(Data listing)
········
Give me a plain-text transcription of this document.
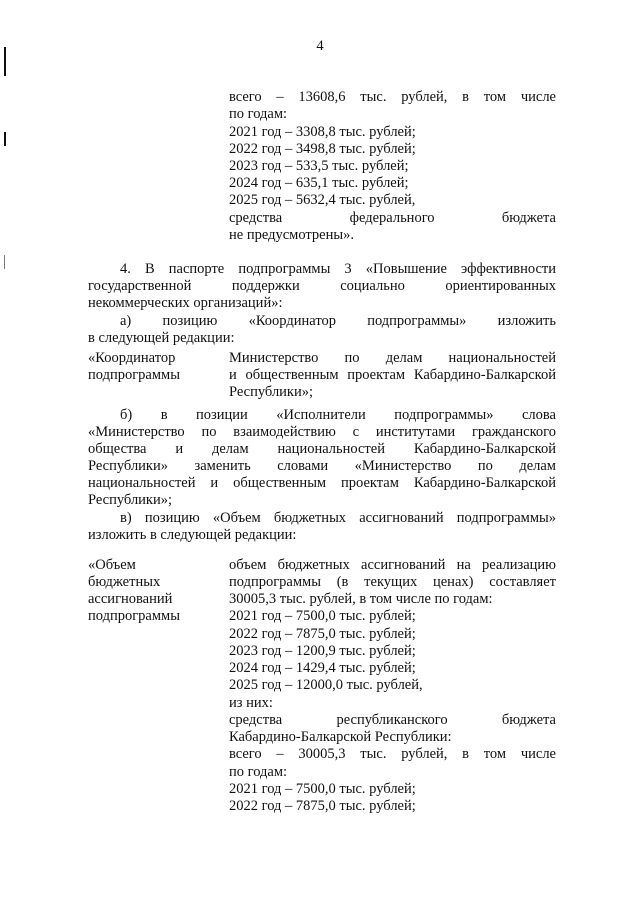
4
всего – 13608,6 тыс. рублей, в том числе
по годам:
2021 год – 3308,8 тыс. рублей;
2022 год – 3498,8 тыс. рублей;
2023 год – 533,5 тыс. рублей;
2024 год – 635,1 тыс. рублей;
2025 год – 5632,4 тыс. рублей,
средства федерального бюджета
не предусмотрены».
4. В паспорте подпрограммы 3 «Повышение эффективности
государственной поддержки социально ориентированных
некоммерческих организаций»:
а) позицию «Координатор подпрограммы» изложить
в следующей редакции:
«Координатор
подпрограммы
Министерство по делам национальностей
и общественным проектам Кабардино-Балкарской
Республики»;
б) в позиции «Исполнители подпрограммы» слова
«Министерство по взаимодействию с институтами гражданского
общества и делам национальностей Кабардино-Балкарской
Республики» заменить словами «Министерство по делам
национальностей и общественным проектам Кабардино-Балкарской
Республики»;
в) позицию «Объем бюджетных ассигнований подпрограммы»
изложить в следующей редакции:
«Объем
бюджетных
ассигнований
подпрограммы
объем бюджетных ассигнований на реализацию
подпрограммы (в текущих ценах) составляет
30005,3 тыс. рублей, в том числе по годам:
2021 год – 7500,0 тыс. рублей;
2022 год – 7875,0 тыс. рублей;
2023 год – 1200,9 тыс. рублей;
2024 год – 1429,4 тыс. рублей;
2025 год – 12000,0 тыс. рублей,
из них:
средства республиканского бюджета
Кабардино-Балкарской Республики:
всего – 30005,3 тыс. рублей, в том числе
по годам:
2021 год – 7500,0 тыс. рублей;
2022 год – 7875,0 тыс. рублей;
········
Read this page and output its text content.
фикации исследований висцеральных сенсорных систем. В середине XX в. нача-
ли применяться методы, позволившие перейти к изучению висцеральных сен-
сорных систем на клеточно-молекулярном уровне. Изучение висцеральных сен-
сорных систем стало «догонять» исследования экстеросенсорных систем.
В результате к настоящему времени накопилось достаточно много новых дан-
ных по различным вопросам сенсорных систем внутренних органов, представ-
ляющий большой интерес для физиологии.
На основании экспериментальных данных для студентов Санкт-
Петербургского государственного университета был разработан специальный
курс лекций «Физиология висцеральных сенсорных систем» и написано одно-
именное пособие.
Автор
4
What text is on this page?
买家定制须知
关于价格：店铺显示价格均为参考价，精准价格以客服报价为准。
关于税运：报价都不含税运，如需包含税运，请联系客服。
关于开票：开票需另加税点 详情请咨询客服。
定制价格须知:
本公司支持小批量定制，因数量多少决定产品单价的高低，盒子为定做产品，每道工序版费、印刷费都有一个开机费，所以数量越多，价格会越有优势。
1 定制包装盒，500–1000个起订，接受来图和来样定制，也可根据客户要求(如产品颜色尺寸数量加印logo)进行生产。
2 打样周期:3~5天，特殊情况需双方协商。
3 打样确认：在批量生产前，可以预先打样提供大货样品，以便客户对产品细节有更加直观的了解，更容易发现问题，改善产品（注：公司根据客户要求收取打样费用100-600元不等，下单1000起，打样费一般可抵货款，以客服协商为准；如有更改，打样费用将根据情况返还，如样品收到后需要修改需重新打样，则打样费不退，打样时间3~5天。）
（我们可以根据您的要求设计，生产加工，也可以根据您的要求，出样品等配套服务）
········
## YOUR INSTRUCTIONS
Within the material above, find the lines that contain the word "позицию"; copy them.

## RESPONSE
а) позицию «Координатор подпрограммы» изложить
в) позицию «Объем бюджетных ассигнований подпрограммы»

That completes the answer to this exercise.